Provided records:
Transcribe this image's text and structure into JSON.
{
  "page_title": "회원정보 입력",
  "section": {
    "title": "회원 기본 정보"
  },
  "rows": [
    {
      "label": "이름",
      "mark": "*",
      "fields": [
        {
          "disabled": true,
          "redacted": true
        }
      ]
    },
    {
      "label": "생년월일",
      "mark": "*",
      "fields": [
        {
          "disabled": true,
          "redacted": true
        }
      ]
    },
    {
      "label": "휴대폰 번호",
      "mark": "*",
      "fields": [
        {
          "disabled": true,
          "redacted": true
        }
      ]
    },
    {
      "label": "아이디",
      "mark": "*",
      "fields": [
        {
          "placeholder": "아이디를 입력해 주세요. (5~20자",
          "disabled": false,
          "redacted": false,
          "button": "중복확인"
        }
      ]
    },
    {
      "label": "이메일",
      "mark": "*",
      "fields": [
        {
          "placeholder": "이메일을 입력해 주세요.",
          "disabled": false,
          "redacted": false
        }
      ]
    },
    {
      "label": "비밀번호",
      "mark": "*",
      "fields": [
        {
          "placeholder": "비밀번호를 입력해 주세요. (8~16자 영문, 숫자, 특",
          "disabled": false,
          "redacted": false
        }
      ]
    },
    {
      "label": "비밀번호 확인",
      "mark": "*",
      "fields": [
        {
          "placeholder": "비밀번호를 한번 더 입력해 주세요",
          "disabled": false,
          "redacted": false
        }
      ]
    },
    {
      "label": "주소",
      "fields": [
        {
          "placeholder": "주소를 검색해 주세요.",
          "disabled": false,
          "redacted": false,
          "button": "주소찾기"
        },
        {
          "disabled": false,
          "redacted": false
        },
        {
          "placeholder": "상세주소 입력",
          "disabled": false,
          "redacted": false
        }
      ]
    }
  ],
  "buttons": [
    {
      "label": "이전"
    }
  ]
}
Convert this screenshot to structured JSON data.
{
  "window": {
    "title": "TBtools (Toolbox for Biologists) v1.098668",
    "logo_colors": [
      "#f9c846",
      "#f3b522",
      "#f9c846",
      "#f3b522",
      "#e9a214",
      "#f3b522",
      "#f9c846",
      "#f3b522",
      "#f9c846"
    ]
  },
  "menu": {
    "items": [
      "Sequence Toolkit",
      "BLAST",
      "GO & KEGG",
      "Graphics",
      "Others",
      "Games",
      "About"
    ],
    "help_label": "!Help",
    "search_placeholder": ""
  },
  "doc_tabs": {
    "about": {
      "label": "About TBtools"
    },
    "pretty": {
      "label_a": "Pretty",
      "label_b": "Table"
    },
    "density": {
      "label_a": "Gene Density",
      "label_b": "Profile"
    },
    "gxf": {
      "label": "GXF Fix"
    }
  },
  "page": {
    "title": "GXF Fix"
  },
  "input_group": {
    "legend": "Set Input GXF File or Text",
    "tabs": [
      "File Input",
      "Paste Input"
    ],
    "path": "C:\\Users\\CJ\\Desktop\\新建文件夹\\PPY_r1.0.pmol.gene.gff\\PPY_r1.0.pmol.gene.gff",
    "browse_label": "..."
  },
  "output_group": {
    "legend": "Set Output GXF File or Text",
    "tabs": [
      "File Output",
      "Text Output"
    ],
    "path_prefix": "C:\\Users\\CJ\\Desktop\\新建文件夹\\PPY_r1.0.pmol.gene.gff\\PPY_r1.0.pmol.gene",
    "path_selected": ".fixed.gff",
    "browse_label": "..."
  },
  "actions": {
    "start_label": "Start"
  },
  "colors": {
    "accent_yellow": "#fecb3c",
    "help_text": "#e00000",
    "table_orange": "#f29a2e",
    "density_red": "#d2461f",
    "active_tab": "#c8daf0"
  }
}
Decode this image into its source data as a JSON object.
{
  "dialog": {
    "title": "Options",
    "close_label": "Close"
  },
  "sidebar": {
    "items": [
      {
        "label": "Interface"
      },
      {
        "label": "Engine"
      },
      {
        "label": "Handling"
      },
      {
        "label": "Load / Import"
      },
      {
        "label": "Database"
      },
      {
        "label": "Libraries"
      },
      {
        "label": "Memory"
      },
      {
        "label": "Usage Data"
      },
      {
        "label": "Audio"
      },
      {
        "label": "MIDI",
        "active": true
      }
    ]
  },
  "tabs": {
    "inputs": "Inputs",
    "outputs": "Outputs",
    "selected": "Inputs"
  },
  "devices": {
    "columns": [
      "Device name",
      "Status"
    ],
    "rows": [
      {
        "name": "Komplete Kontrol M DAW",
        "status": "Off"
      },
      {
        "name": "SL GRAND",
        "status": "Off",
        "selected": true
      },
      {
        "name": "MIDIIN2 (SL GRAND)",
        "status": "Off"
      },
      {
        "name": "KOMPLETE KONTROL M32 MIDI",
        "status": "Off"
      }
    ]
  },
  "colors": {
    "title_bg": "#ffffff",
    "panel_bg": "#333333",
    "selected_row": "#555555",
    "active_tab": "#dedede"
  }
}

...

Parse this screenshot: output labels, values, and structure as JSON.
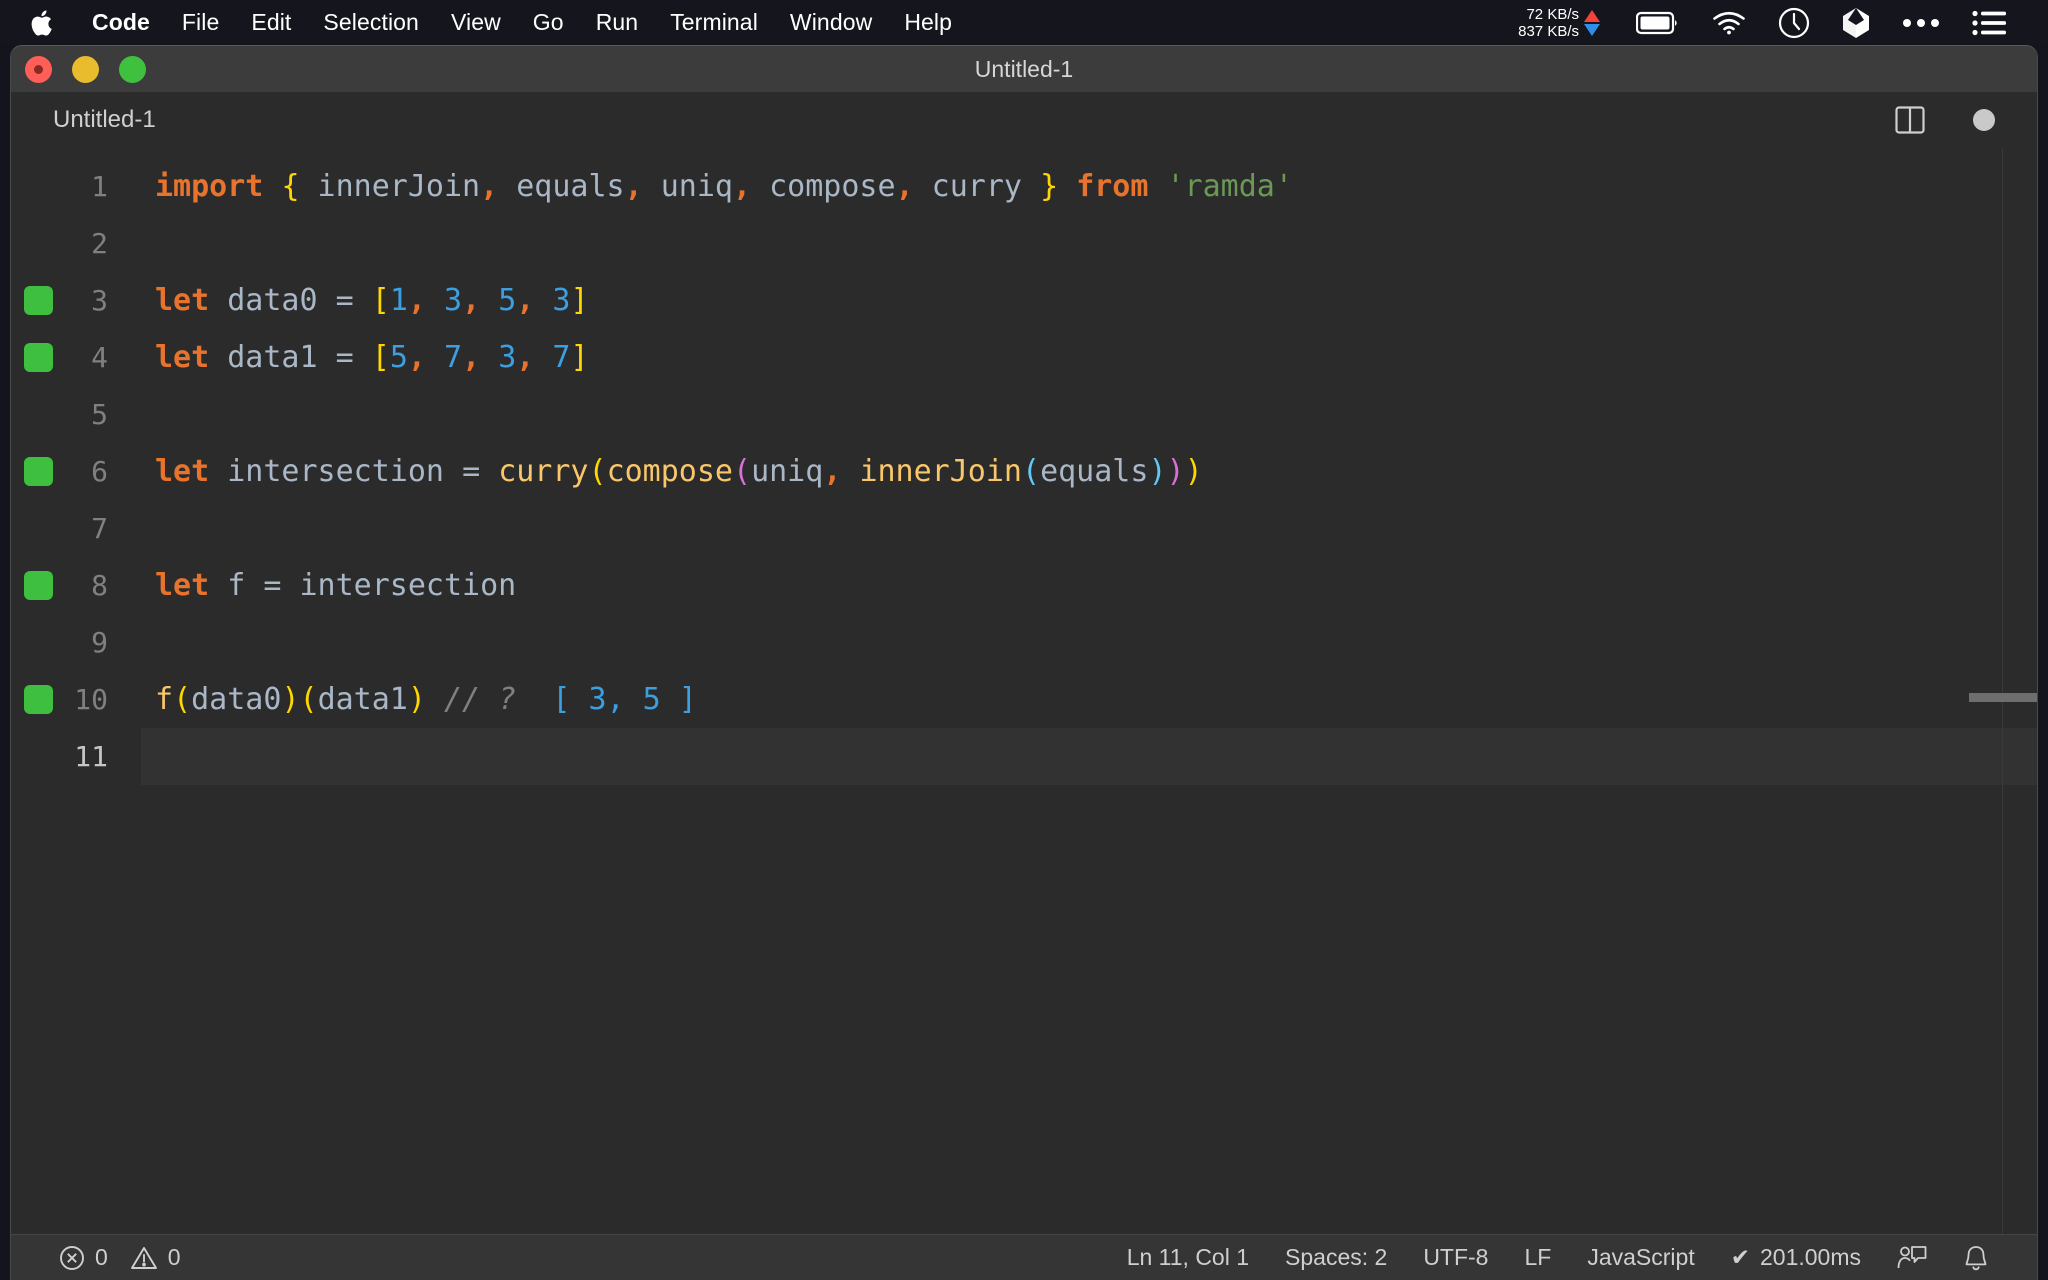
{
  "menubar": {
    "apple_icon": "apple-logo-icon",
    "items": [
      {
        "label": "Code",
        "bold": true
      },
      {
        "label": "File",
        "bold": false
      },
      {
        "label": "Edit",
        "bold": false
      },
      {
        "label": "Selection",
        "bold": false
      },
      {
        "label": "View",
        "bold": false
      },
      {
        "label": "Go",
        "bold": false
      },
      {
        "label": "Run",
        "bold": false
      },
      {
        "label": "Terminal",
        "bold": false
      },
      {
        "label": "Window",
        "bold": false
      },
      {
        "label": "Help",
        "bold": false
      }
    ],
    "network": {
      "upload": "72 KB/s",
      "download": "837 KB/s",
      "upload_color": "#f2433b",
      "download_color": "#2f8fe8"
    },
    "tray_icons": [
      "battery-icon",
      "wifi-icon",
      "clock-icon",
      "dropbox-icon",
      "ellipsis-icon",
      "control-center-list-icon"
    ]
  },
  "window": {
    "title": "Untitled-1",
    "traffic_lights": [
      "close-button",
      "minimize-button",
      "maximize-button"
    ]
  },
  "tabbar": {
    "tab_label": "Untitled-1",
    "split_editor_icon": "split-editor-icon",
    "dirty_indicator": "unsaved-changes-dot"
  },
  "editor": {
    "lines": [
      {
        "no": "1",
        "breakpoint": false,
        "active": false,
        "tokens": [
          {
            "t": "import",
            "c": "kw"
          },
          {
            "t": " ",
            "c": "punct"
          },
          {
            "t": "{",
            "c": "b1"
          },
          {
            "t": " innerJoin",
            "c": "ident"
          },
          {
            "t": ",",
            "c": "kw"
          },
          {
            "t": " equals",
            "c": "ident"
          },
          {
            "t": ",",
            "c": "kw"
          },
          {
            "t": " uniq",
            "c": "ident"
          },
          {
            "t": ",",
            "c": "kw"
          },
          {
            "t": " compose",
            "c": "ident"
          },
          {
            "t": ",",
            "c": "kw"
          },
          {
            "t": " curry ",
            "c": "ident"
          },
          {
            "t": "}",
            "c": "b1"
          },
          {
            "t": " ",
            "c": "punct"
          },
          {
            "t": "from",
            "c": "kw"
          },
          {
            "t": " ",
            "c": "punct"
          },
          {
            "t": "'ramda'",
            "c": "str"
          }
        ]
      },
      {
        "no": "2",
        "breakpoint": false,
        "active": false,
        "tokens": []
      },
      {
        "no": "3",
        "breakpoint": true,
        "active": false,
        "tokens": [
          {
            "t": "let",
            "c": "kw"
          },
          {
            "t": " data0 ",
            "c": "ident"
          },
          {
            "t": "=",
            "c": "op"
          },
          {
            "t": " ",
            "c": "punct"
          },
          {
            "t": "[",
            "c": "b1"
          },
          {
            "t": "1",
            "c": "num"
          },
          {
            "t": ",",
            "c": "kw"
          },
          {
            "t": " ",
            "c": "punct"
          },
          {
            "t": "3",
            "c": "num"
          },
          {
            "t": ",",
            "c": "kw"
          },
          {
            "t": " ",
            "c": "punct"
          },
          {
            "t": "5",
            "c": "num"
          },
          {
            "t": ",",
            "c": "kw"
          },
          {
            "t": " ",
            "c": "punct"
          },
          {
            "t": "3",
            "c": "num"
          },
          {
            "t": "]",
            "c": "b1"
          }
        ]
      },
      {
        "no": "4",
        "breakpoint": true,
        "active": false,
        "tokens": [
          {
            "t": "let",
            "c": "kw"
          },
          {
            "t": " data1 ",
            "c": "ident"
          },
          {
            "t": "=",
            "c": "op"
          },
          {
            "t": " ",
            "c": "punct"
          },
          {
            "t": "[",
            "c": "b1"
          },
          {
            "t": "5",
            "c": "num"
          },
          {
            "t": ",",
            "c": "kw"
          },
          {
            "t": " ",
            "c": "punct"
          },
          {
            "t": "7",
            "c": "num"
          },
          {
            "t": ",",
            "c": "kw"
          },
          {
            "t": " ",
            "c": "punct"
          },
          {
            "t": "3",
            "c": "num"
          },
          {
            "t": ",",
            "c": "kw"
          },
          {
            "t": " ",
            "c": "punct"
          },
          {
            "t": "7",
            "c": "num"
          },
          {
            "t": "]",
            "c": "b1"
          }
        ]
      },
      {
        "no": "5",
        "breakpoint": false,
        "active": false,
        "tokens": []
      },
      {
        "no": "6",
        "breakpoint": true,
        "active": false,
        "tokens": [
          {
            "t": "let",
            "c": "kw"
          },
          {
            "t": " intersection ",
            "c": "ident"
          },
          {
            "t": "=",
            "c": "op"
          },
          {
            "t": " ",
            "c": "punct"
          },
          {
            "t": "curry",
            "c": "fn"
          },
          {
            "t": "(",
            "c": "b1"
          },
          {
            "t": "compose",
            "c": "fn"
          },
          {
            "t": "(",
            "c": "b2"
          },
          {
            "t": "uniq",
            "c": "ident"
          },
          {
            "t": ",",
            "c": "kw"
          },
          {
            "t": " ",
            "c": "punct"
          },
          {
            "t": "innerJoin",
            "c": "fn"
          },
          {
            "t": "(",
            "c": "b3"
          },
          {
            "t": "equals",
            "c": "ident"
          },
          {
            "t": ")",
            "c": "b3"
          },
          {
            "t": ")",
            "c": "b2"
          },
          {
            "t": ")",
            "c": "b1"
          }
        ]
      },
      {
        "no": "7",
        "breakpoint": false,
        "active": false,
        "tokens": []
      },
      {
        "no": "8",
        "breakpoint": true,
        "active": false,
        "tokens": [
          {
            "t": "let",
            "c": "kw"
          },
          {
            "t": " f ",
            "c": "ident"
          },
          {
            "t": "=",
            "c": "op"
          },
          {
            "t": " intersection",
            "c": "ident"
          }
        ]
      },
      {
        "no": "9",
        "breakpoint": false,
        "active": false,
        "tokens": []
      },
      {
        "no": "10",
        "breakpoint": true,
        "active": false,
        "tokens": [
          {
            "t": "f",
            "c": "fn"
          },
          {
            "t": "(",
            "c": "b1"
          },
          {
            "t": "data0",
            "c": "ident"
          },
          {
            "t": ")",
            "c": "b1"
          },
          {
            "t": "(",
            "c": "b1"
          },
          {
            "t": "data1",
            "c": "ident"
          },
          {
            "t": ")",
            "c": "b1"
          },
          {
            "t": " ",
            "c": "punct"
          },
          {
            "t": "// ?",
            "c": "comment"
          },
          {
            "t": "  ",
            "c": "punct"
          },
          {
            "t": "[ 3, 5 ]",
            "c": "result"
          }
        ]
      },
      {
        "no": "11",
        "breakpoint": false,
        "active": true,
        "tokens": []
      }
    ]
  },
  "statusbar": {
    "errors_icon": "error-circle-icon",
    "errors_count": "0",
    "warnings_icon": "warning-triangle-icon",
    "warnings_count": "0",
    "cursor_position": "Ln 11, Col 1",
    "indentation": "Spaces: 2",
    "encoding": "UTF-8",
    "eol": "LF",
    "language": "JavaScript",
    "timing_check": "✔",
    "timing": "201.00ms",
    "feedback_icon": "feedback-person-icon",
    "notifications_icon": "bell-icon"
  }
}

Given instruction: Copy every line above that holds the word "this".

Task response:
Transcribe this image's text and structure into JSON.
Convert this screenshot to structured JSON data.
Decode this image into its source data as a JSON object.
Parse this screenshot: output labels, values, and structure as JSON.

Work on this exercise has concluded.